Stated exercise
Word for word, transcribe every line from the one holding "What data populates" through the end of the records, but not the pictures.

== Supplied data ==

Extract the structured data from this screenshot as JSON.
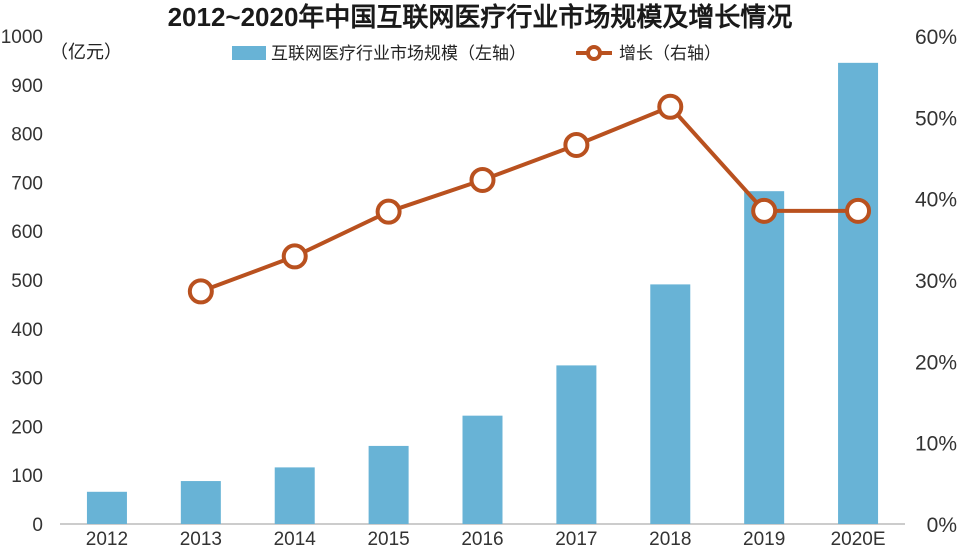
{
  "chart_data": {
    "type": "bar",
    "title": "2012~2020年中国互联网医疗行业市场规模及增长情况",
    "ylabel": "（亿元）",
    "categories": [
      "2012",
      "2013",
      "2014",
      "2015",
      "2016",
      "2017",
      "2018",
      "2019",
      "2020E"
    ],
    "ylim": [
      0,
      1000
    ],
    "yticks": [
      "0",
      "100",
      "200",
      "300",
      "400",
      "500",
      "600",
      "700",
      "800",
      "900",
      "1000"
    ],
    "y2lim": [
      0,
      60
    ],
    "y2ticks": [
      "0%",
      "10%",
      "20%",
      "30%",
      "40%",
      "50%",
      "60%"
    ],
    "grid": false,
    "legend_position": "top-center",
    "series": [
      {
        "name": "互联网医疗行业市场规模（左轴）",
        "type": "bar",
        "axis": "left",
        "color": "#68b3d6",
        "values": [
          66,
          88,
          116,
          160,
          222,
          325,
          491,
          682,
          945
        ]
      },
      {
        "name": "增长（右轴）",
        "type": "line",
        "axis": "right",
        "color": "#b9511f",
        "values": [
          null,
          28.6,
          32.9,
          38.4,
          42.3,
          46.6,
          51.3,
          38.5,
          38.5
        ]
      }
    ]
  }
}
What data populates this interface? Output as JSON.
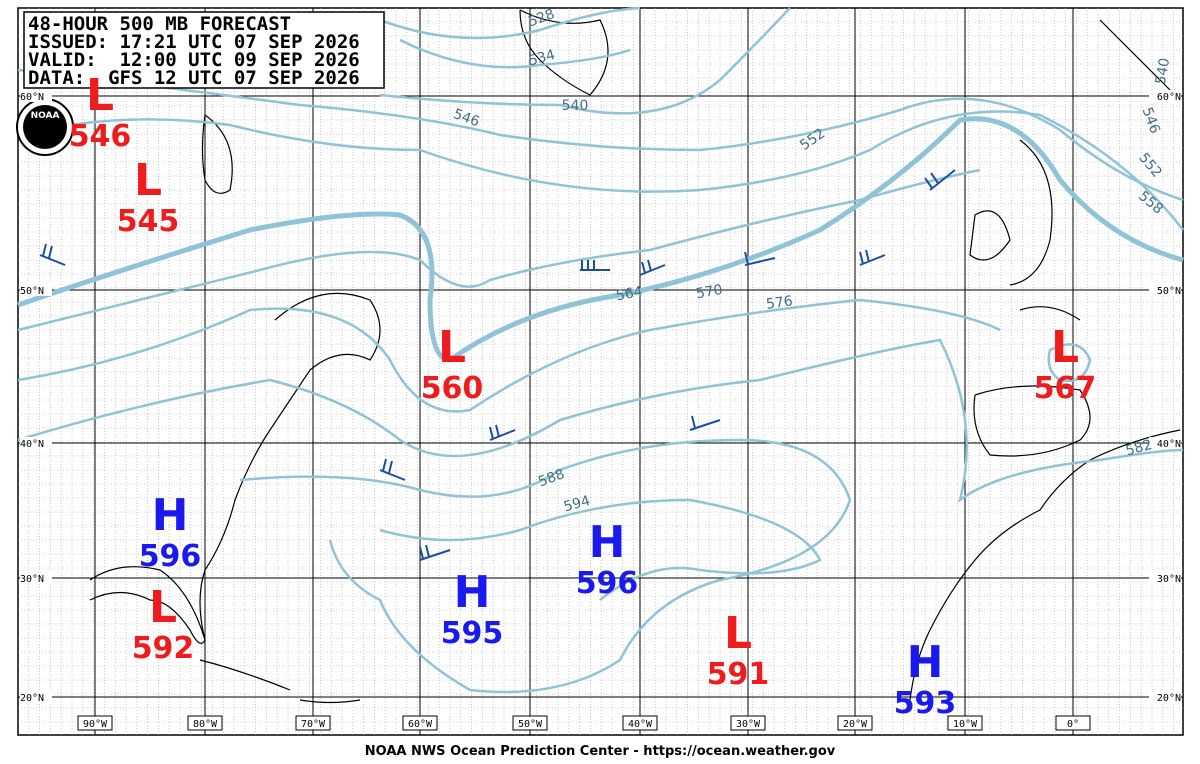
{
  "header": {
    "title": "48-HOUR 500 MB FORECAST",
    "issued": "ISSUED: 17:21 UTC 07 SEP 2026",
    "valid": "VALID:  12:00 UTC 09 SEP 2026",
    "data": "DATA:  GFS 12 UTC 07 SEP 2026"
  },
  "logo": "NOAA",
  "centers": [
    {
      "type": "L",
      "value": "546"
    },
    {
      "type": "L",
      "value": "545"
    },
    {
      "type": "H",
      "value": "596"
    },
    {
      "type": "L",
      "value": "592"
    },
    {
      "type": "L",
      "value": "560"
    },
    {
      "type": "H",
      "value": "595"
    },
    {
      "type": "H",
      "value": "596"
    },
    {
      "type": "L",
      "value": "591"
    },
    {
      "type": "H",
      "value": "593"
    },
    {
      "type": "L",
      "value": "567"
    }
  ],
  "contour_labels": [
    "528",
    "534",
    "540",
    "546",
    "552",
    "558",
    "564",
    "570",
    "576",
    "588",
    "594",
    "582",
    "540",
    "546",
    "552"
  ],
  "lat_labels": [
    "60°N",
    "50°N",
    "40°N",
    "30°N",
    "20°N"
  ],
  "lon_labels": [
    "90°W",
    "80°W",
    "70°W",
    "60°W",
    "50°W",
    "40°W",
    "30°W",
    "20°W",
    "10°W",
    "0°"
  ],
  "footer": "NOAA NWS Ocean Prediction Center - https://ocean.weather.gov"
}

===

Task answer
What data populates this interface? Output as JSON.
{
  "header": {
    "title": "48-HOUR 500 MB FORECAST",
    "issued": "ISSUED: 17:21 UTC 07 SEP 2026",
    "valid": "VALID:  12:00 UTC 09 SEP 2026",
    "data": "DATA:  GFS 12 UTC 07 SEP 2026"
  },
  "logo": "NOAA",
  "centers": [
    {
      "type": "L",
      "value": "546"
    },
    {
      "type": "L",
      "value": "545"
    },
    {
      "type": "H",
      "value": "596"
    },
    {
      "type": "L",
      "value": "592"
    },
    {
      "type": "L",
      "value": "560"
    },
    {
      "type": "H",
      "value": "595"
    },
    {
      "type": "H",
      "value": "596"
    },
    {
      "type": "L",
      "value": "591"
    },
    {
      "type": "H",
      "value": "593"
    },
    {
      "type": "L",
      "value": "567"
    }
  ],
  "contour_labels": [
    "528",
    "534",
    "540",
    "546",
    "552",
    "558",
    "564",
    "570",
    "576",
    "588",
    "594",
    "582",
    "540",
    "546",
    "552"
  ],
  "lat_labels": [
    "60°N",
    "50°N",
    "40°N",
    "30°N",
    "20°N"
  ],
  "lon_labels": [
    "90°W",
    "80°W",
    "70°W",
    "60°W",
    "50°W",
    "40°W",
    "30°W",
    "20°W",
    "10°W",
    "0°"
  ],
  "footer": "NOAA NWS Ocean Prediction Center - https://ocean.weather.gov"
}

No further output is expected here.